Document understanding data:

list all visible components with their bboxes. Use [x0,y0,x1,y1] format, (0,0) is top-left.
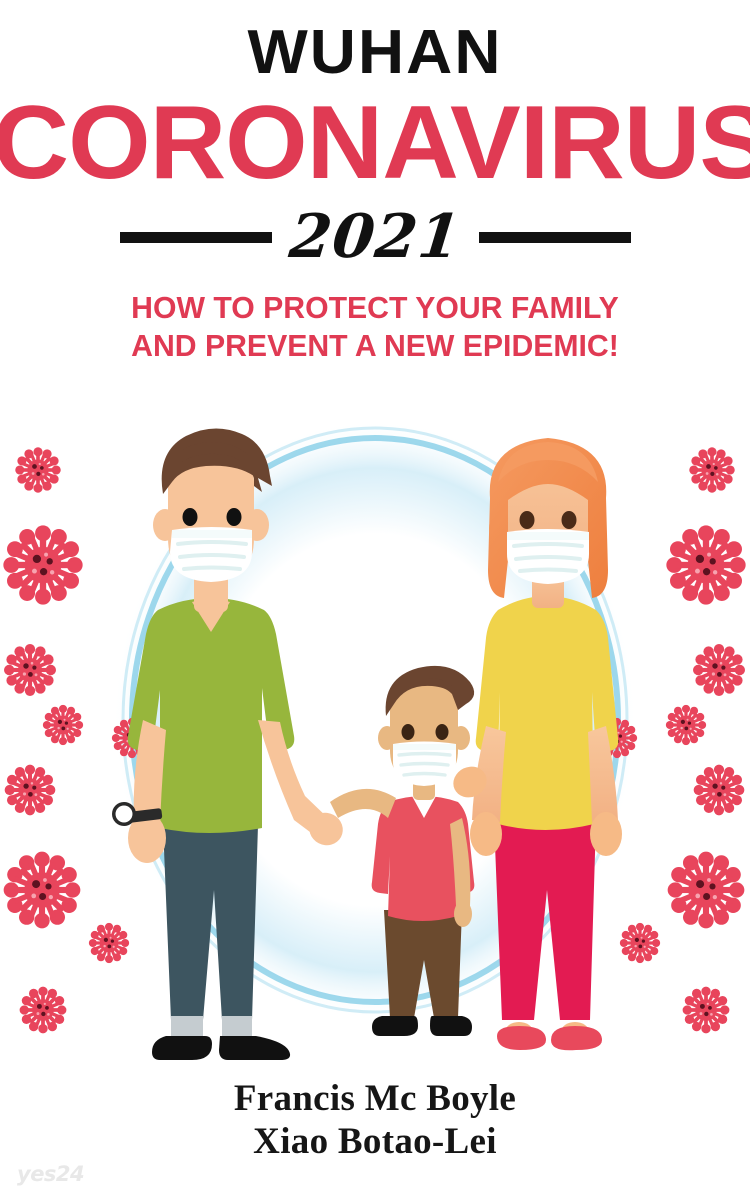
year-rule-left [120,232,272,243]
watermark-yes24: yes24 [17,1162,84,1186]
family-illustration [0,420,750,1100]
author-name-1: Francis Mc Boyle [0,1078,750,1121]
mask-mother [507,529,589,584]
mask-child [393,742,456,787]
mask-father [170,527,252,582]
year-row: 2021 [0,200,750,274]
subtitle-line-2: AND PREVENT A NEW EPIDEMIC! [4,328,747,366]
book-cover: WUHAN CORONAVIRUS 2021 HOW TO PROTECT YO… [0,0,750,1200]
author-block: Francis Mc Boyle Xiao Botao-Lei [0,1078,750,1164]
subtitle-line-1: HOW TO PROTECT YOUR FAMILY [4,290,747,328]
title-wuhan: WUHAN [0,22,750,84]
title-block: WUHAN CORONAVIRUS 2021 HOW TO PROTECT YO… [0,0,750,366]
author-name-2: Xiao Botao-Lei [0,1121,750,1164]
subtitle: HOW TO PROTECT YOUR FAMILY AND PREVENT A… [4,290,747,366]
title-coronavirus: CORONAVIRUS [0,90,750,196]
title-year: 2021 [286,207,463,267]
year-rule-right [479,232,631,243]
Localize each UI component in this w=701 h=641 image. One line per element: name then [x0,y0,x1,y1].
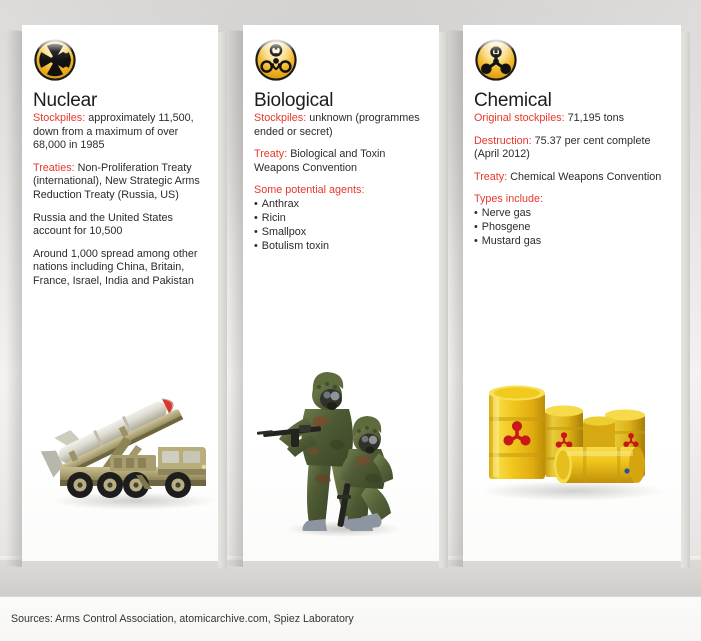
fact-label: Stockpiles: [254,112,306,124]
category-title-nuclear: Nuclear [33,91,206,111]
fact-label: Stockpiles: [33,112,85,124]
bullets-heading: Types include: [474,193,543,205]
artwork-missile-launcher [38,375,224,515]
fact-label: Treaties: [33,162,75,174]
bullets-heading-types: Types include: [474,193,669,207]
panel-chemical: Chemical Original stockpiles: 71,195 ton… [463,25,681,561]
panel-nuclear: Nuclear Stockpiles: approximately 11,500… [22,25,218,561]
fact-treaty: Treaty: Biological and Toxin Weapons Con… [254,148,427,175]
category-title-biological: Biological [254,91,427,111]
fact-other-nations: Around 1,000 spread among other nations … [33,248,206,289]
fact-destruction: Destruction: 75.37 per cent complete (Ap… [474,135,669,162]
panel-nuclear-content: Nuclear Stockpiles: approximately 11,500… [33,38,206,288]
fact-label: Destruction: [474,135,532,147]
agent-list: Anthrax Ricin Smallpox Botulism toxin [254,198,427,254]
fact-label: Treaty: [474,171,507,183]
list-item: Nerve gas [474,207,669,221]
fact-original-stockpiles: Original stockpiles: 71,195 tons [474,112,669,126]
chemical-weapon-hazard-icon [474,38,669,82]
plinth-riser [0,560,701,596]
fact-label: Treaty: [254,148,287,160]
artwork-hazard-barrels [471,375,675,503]
type-list: Nerve gas Phosgene Mustard gas [474,207,669,249]
category-title-chemical: Chemical [474,91,669,111]
list-item: Ricin [254,212,427,226]
footer: Sources: Arms Control Association, atomi… [0,596,701,641]
radiation-hazard-icon [33,38,206,82]
list-item: Botulism toxin [254,240,427,254]
fact-treaty: Treaty: Chemical Weapons Convention [474,171,669,185]
bullets-heading-agents: Some potential agents: [254,184,427,198]
fact-stockpiles: Stockpiles: approximately 11,500, down f… [33,112,206,153]
facts-biological: Stockpiles: unknown (programmes ended or… [254,112,427,254]
list-item: Anthrax [254,198,427,212]
artwork-soldiers [255,343,431,543]
facts-nuclear: Stockpiles: approximately 11,500, down f… [33,112,206,289]
fact-label: Original stockpiles: [474,112,565,124]
list-item: Smallpox [254,226,427,240]
facts-chemical: Original stockpiles: 71,195 tons Destruc… [474,112,669,249]
bullets-heading: Some potential agents: [254,184,364,196]
fact-text: Chemical Weapons Convention [507,171,661,183]
panel-biological: Biological Stockpiles: unknown (programm… [243,25,439,561]
panel-biological-content: Biological Stockpiles: unknown (programm… [254,38,427,254]
fact-treaties: Treaties: Non-Proliferation Treaty (inte… [33,162,206,203]
list-item: Mustard gas [474,235,669,249]
panel-chemical-content: Chemical Original stockpiles: 71,195 ton… [474,38,669,249]
biohazard-icon [254,38,427,82]
sources-text: Sources: Arms Control Association, atomi… [11,612,354,626]
infographic-stage: Nuclear Stockpiles: approximately 11,500… [0,0,701,596]
fact-text: Around 1,000 spread among other nations … [33,248,197,287]
list-item: Phosgene [474,221,669,235]
fact-text: 71,195 tons [565,112,624,124]
fact-russia-us-share: Russia and the United States account for… [33,212,206,239]
fact-stockpiles: Stockpiles: unknown (programmes ended or… [254,112,427,139]
fact-text: Russia and the United States account for… [33,212,173,238]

What you will do: Tell how many lines of the data above contain the word "Original", giving the number by itself.

Solution for this task: 5